Extract every entry word for word.

————————

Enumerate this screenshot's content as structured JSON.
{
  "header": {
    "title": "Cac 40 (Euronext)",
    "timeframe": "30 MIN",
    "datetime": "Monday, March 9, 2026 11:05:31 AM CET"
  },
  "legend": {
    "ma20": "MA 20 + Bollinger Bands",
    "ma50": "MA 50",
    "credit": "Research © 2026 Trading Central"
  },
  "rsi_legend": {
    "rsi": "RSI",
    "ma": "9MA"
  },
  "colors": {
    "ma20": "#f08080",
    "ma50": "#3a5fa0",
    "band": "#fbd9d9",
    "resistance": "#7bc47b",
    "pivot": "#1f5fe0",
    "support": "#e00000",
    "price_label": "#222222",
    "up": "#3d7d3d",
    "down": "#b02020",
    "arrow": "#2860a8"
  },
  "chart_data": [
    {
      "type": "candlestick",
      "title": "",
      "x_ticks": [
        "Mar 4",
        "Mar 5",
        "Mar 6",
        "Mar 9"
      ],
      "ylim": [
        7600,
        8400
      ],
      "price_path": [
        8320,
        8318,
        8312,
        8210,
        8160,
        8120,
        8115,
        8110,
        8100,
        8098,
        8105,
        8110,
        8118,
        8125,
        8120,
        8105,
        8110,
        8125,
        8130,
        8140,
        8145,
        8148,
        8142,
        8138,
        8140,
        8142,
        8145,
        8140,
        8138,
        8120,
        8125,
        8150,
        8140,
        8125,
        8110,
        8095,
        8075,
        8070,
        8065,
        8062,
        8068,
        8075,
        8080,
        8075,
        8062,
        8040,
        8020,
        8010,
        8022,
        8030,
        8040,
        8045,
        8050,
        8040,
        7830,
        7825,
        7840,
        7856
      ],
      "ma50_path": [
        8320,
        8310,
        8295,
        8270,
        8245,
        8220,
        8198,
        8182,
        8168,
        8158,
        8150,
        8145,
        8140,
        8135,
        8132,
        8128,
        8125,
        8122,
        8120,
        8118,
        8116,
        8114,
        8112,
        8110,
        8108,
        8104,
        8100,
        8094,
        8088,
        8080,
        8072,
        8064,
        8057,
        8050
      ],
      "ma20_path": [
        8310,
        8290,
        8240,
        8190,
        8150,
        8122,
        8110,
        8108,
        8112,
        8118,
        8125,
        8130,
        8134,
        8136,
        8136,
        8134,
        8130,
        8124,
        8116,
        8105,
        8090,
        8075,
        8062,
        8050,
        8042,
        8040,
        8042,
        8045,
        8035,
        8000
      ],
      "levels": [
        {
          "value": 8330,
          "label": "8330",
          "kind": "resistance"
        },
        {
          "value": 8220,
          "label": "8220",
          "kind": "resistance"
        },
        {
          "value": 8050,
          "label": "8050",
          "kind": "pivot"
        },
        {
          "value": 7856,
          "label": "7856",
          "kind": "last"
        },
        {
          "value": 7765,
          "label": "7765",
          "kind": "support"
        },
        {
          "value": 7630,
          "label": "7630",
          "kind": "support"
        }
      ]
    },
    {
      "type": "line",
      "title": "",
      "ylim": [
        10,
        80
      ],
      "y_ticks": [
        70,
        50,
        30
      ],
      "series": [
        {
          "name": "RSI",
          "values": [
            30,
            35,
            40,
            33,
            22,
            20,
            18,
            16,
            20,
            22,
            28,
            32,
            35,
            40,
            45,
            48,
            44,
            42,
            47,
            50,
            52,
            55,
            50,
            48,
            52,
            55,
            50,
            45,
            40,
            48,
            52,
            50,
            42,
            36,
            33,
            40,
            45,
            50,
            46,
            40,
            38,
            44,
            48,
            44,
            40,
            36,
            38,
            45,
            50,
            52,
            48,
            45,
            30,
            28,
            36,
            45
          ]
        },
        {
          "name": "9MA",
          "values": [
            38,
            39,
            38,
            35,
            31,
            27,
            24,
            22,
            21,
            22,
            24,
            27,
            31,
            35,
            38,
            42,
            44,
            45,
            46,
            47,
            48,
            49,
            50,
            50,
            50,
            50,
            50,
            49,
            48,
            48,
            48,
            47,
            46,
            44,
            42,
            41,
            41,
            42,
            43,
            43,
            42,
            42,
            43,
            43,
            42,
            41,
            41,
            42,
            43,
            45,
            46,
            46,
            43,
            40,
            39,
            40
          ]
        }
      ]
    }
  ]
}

————————

**Complete response**
Enumerate this screenshot's content as structured JSON.
{
  "header": {
    "title": "Cac 40 (Euronext)",
    "timeframe": "30 MIN",
    "datetime": "Monday, March 9, 2026 11:05:31 AM CET"
  },
  "legend": {
    "ma20": "MA 20 + Bollinger Bands",
    "ma50": "MA 50",
    "credit": "Research © 2026 Trading Central"
  },
  "rsi_legend": {
    "rsi": "RSI",
    "ma": "9MA"
  },
  "colors": {
    "ma20": "#f08080",
    "ma50": "#3a5fa0",
    "band": "#fbd9d9",
    "resistance": "#7bc47b",
    "pivot": "#1f5fe0",
    "support": "#e00000",
    "price_label": "#222222",
    "up": "#3d7d3d",
    "down": "#b02020",
    "arrow": "#2860a8"
  },
  "chart_data": [
    {
      "type": "candlestick",
      "title": "",
      "x_ticks": [
        "Mar 4",
        "Mar 5",
        "Mar 6",
        "Mar 9"
      ],
      "ylim": [
        7600,
        8400
      ],
      "price_path": [
        8320,
        8318,
        8312,
        8210,
        8160,
        8120,
        8115,
        8110,
        8100,
        8098,
        8105,
        8110,
        8118,
        8125,
        8120,
        8105,
        8110,
        8125,
        8130,
        8140,
        8145,
        8148,
        8142,
        8138,
        8140,
        8142,
        8145,
        8140,
        8138,
        8120,
        8125,
        8150,
        8140,
        8125,
        8110,
        8095,
        8075,
        8070,
        8065,
        8062,
        8068,
        8075,
        8080,
        8075,
        8062,
        8040,
        8020,
        8010,
        8022,
        8030,
        8040,
        8045,
        8050,
        8040,
        7830,
        7825,
        7840,
        7856
      ],
      "ma50_path": [
        8320,
        8310,
        8295,
        8270,
        8245,
        8220,
        8198,
        8182,
        8168,
        8158,
        8150,
        8145,
        8140,
        8135,
        8132,
        8128,
        8125,
        8122,
        8120,
        8118,
        8116,
        8114,
        8112,
        8110,
        8108,
        8104,
        8100,
        8094,
        8088,
        8080,
        8072,
        8064,
        8057,
        8050
      ],
      "ma20_path": [
        8310,
        8290,
        8240,
        8190,
        8150,
        8122,
        8110,
        8108,
        8112,
        8118,
        8125,
        8130,
        8134,
        8136,
        8136,
        8134,
        8130,
        8124,
        8116,
        8105,
        8090,
        8075,
        8062,
        8050,
        8042,
        8040,
        8042,
        8045,
        8035,
        8000
      ],
      "levels": [
        {
          "value": 8330,
          "label": "8330",
          "kind": "resistance"
        },
        {
          "value": 8220,
          "label": "8220",
          "kind": "resistance"
        },
        {
          "value": 8050,
          "label": "8050",
          "kind": "pivot"
        },
        {
          "value": 7856,
          "label": "7856",
          "kind": "last"
        },
        {
          "value": 7765,
          "label": "7765",
          "kind": "support"
        },
        {
          "value": 7630,
          "label": "7630",
          "kind": "support"
        }
      ]
    },
    {
      "type": "line",
      "title": "",
      "ylim": [
        10,
        80
      ],
      "y_ticks": [
        70,
        50,
        30
      ],
      "series": [
        {
          "name": "RSI",
          "values": [
            30,
            35,
            40,
            33,
            22,
            20,
            18,
            16,
            20,
            22,
            28,
            32,
            35,
            40,
            45,
            48,
            44,
            42,
            47,
            50,
            52,
            55,
            50,
            48,
            52,
            55,
            50,
            45,
            40,
            48,
            52,
            50,
            42,
            36,
            33,
            40,
            45,
            50,
            46,
            40,
            38,
            44,
            48,
            44,
            40,
            36,
            38,
            45,
            50,
            52,
            48,
            45,
            30,
            28,
            36,
            45
          ]
        },
        {
          "name": "9MA",
          "values": [
            38,
            39,
            38,
            35,
            31,
            27,
            24,
            22,
            21,
            22,
            24,
            27,
            31,
            35,
            38,
            42,
            44,
            45,
            46,
            47,
            48,
            49,
            50,
            50,
            50,
            50,
            50,
            49,
            48,
            48,
            48,
            47,
            46,
            44,
            42,
            41,
            41,
            42,
            43,
            43,
            42,
            42,
            43,
            43,
            42,
            41,
            41,
            42,
            43,
            45,
            46,
            46,
            43,
            40,
            39,
            40
          ]
        }
      ]
    }
  ]
}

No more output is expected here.